● Exercise objective: Search the listing below for the string "bubbles" and show each line that contains it.

□ □ □ □ □ □ □

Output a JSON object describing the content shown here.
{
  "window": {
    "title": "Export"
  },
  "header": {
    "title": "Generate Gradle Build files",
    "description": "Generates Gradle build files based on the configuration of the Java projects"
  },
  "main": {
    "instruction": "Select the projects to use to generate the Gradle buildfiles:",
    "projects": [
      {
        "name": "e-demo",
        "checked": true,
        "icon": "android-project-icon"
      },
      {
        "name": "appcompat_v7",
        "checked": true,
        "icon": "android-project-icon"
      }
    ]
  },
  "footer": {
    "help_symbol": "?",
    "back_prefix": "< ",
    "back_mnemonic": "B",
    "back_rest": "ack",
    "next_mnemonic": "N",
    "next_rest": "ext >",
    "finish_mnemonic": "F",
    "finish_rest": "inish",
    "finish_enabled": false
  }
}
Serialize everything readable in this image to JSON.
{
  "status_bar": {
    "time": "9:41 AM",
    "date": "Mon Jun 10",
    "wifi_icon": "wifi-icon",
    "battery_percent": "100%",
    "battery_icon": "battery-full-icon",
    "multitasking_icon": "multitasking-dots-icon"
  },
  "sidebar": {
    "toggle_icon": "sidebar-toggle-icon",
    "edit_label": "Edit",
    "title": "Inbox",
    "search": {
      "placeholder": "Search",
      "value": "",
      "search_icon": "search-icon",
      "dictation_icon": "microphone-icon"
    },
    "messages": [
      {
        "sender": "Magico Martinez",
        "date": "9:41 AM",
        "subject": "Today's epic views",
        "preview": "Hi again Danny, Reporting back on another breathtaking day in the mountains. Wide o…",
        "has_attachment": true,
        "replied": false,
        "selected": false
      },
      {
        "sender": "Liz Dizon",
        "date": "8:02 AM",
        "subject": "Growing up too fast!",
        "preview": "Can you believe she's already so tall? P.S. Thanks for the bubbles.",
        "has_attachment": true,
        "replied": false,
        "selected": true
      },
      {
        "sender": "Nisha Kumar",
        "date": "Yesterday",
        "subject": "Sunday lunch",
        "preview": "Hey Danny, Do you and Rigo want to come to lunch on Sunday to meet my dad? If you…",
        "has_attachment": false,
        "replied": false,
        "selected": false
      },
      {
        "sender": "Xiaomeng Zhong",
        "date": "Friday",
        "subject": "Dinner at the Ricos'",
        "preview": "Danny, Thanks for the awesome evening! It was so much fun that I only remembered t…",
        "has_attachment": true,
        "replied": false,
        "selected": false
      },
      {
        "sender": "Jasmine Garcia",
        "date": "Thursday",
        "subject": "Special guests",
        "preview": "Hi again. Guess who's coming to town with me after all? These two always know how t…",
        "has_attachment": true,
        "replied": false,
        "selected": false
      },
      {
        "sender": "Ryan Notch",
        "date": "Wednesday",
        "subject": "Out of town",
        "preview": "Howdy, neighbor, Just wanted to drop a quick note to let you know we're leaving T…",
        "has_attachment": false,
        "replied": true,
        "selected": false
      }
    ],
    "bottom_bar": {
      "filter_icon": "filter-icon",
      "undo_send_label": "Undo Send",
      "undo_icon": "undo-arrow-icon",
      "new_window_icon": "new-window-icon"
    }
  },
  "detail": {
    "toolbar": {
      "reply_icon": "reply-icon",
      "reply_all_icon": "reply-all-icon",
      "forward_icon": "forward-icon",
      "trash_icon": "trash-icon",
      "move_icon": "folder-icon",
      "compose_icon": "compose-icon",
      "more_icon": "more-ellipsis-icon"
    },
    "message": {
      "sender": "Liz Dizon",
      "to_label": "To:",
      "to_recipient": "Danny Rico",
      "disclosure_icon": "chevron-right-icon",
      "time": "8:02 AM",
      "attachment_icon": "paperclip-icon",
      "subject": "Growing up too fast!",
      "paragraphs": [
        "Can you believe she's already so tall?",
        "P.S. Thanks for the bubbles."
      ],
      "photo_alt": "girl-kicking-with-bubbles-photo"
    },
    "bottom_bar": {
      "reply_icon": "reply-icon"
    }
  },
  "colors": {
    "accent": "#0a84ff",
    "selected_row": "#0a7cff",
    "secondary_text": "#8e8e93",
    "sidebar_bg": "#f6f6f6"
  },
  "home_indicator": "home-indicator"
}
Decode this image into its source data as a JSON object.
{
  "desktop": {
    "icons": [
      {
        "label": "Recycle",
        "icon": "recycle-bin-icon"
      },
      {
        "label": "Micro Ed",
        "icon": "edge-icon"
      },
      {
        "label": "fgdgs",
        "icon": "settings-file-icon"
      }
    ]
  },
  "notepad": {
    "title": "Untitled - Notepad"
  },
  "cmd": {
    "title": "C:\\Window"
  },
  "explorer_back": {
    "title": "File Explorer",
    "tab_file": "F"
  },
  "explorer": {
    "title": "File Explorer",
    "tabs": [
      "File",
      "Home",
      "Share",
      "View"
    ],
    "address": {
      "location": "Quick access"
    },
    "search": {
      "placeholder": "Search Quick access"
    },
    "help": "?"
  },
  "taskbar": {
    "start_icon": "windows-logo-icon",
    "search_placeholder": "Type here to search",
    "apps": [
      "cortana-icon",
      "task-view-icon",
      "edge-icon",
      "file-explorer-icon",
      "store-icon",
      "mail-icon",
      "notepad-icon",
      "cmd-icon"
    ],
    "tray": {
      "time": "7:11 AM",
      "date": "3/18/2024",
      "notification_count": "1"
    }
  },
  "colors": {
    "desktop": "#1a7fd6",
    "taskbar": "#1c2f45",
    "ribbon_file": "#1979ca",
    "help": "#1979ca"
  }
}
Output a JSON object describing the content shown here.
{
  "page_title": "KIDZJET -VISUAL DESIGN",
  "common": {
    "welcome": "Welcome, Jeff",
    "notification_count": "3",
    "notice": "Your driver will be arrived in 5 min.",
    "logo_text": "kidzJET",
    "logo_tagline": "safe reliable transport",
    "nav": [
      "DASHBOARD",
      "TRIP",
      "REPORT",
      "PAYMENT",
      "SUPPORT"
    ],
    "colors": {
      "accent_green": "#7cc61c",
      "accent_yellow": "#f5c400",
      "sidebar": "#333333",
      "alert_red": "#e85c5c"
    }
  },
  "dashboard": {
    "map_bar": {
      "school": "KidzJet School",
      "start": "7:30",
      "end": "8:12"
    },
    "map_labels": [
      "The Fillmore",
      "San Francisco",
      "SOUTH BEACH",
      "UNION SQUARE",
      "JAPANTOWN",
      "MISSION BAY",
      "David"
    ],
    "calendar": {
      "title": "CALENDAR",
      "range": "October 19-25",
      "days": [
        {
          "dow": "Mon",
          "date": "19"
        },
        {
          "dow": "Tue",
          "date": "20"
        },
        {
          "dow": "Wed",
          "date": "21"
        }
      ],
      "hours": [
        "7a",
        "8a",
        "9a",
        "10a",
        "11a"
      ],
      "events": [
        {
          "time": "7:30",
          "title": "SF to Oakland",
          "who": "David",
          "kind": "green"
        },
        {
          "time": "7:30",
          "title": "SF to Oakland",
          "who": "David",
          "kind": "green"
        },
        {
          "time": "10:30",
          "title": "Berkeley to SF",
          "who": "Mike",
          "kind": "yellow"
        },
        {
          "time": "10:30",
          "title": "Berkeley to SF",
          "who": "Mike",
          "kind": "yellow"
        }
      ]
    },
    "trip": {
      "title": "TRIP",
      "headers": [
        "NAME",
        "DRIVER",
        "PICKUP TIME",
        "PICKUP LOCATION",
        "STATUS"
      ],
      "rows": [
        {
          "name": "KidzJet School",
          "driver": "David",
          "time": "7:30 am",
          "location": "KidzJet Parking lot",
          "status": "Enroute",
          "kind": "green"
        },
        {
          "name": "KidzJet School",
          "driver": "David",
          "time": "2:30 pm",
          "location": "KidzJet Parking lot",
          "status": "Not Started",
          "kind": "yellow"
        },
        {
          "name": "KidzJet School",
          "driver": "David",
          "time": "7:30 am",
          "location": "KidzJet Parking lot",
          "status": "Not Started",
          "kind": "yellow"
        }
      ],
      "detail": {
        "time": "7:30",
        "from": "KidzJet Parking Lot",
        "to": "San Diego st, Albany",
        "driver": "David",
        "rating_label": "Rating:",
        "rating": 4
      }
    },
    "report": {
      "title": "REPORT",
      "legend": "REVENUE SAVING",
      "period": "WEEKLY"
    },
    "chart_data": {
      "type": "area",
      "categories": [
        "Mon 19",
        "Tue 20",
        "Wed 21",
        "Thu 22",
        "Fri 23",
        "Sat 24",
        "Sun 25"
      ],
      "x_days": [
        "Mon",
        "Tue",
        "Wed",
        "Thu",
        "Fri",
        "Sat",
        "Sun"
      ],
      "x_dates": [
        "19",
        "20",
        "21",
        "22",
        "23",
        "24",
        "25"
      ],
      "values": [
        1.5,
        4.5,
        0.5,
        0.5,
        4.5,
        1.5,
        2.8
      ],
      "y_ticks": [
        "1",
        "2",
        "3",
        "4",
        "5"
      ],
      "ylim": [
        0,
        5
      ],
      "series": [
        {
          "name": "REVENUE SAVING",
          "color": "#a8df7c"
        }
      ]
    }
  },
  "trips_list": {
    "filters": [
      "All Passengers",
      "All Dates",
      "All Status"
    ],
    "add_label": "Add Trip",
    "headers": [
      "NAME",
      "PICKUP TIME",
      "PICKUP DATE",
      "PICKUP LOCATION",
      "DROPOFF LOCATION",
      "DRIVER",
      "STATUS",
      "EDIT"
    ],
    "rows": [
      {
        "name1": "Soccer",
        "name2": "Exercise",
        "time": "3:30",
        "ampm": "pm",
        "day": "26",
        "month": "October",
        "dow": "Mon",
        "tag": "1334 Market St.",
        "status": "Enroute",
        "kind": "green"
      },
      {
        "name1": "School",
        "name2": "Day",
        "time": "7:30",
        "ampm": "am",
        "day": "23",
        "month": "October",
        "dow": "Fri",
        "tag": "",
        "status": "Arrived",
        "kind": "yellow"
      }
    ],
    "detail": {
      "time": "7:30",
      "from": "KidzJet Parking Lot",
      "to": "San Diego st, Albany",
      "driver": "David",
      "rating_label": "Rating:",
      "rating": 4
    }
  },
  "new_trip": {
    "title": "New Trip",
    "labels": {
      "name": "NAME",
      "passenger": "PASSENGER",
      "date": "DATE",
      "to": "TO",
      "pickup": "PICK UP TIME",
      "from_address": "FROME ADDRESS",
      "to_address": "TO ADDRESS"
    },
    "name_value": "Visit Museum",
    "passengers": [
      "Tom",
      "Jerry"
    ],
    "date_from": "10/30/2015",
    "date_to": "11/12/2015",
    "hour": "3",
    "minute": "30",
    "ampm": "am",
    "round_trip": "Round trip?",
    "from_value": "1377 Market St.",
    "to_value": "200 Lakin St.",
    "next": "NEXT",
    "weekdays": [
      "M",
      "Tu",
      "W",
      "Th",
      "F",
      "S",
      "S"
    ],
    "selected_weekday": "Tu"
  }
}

□ □ □ □ □ □ □

● Written answer:
        "preview": "Can you believe she's already so tall? P.S. Thanks for the bubbles.",
        "P.S. Thanks for the bubbles."
      "photo_alt": "girl-kicking-with-bubbles-photo"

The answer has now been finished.